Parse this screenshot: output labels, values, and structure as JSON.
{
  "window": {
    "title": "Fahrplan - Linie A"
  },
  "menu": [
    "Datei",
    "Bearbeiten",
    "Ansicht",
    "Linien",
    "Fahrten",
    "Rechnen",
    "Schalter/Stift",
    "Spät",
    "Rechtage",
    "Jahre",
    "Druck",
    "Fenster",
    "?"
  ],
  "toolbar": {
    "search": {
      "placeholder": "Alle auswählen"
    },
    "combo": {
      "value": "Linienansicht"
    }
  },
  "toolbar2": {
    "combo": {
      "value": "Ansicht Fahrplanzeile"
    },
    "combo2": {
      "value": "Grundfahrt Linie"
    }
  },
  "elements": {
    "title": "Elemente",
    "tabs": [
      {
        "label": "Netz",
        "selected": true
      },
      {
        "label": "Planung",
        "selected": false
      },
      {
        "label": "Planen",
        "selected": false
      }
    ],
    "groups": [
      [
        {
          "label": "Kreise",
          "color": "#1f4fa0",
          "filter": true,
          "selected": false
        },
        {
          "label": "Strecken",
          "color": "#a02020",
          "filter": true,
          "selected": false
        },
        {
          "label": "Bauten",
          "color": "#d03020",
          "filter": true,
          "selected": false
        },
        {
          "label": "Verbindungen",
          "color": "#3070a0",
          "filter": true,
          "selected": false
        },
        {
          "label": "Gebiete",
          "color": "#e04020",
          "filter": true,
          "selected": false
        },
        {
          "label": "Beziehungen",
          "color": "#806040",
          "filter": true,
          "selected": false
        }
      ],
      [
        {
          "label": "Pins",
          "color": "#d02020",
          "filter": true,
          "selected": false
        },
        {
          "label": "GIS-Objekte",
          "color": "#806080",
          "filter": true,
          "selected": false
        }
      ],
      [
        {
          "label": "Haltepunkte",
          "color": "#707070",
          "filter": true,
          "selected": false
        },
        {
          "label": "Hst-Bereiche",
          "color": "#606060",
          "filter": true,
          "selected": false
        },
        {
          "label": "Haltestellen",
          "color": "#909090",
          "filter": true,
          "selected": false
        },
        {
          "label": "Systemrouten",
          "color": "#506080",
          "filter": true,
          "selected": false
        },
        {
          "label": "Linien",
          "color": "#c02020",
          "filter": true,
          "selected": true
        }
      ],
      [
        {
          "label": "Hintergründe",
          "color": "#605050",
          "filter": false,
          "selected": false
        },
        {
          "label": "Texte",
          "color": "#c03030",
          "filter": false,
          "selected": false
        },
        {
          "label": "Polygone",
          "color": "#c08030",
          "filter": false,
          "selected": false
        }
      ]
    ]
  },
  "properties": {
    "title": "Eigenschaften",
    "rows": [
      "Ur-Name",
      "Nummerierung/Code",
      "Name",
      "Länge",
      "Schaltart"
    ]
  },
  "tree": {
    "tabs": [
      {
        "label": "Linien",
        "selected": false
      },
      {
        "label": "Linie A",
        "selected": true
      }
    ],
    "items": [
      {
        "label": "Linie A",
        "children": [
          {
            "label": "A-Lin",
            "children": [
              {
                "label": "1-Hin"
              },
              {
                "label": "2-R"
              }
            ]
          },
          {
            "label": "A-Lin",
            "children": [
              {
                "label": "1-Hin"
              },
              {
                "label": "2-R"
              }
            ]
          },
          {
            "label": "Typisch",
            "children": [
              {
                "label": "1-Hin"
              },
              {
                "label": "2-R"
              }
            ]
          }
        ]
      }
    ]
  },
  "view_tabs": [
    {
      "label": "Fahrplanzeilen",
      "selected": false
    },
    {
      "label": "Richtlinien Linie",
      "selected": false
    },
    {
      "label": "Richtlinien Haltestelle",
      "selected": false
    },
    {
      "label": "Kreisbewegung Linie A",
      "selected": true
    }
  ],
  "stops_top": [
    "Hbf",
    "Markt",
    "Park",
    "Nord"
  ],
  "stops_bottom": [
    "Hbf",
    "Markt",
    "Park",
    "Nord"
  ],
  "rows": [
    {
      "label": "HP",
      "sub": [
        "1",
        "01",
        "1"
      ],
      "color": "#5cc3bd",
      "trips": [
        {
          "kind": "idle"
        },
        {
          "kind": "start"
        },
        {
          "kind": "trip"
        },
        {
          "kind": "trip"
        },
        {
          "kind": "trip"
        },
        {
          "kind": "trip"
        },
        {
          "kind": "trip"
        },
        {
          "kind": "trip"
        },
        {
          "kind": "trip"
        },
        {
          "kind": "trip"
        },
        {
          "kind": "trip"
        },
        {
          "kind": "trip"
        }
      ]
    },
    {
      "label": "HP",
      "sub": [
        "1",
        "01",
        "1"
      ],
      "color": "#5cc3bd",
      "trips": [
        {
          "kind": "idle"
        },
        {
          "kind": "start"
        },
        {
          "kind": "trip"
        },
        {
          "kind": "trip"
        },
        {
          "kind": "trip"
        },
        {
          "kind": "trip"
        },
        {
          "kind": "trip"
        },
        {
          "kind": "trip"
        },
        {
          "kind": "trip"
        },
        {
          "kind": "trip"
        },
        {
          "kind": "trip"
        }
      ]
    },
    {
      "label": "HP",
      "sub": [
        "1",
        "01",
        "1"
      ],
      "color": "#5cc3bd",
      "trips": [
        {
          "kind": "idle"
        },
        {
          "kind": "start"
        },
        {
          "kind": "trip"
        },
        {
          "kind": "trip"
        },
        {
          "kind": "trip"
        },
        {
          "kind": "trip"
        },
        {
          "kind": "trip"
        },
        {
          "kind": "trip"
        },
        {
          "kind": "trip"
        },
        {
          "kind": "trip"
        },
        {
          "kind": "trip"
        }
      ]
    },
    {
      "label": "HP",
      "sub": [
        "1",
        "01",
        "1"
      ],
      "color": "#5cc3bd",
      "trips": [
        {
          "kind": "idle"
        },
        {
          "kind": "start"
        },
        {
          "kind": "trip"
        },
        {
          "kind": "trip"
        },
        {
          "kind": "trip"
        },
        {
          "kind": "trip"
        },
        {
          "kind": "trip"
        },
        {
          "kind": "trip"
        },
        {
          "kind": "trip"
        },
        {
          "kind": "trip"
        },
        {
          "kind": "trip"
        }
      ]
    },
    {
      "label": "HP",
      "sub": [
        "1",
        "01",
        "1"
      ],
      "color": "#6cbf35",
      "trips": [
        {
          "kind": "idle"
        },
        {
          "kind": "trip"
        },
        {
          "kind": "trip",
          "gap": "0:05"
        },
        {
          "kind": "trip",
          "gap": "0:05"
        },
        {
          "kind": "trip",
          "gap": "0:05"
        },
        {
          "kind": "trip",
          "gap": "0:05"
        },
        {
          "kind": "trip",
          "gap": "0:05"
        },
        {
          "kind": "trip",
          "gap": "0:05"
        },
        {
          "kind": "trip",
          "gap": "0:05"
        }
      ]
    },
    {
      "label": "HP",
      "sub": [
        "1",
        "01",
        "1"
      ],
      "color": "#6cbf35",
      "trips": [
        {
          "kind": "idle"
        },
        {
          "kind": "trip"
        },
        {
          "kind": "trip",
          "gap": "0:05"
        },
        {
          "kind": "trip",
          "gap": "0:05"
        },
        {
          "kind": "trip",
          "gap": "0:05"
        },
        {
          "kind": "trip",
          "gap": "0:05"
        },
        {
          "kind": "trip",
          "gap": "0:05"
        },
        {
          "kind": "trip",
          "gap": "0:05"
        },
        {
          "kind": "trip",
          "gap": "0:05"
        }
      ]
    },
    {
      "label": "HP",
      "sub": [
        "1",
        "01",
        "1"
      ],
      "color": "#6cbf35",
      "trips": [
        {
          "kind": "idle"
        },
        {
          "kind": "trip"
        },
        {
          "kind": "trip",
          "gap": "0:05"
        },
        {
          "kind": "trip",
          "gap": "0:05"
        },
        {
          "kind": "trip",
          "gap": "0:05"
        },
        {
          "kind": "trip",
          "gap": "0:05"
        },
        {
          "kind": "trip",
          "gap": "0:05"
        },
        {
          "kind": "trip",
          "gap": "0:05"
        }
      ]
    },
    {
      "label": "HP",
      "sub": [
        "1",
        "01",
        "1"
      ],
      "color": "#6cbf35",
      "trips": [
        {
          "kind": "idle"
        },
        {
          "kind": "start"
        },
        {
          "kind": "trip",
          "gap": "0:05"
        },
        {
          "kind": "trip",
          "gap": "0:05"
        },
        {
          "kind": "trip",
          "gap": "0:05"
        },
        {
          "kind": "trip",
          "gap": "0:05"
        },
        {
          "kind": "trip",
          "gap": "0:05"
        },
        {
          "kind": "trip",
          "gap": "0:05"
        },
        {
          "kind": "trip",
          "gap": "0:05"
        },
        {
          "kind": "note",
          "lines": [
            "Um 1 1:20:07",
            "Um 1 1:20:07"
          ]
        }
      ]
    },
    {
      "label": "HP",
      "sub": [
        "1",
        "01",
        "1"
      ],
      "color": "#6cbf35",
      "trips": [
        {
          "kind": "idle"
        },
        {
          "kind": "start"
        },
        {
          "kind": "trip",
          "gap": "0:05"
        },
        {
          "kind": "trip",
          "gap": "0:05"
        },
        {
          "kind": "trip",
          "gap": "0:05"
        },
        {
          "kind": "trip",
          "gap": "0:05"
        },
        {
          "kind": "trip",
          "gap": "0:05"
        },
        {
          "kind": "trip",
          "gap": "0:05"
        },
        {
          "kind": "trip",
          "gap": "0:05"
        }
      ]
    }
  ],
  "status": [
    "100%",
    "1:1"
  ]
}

==========

▸ WHAT YOU ARE ASKED TO DO
From the entries above, copy every line containing the word "Richtlinien".

▸ OUTPUT FOR THIS TASK
      "label": "Richtlinien Linie",
      "label": "Richtlinien Haltestelle",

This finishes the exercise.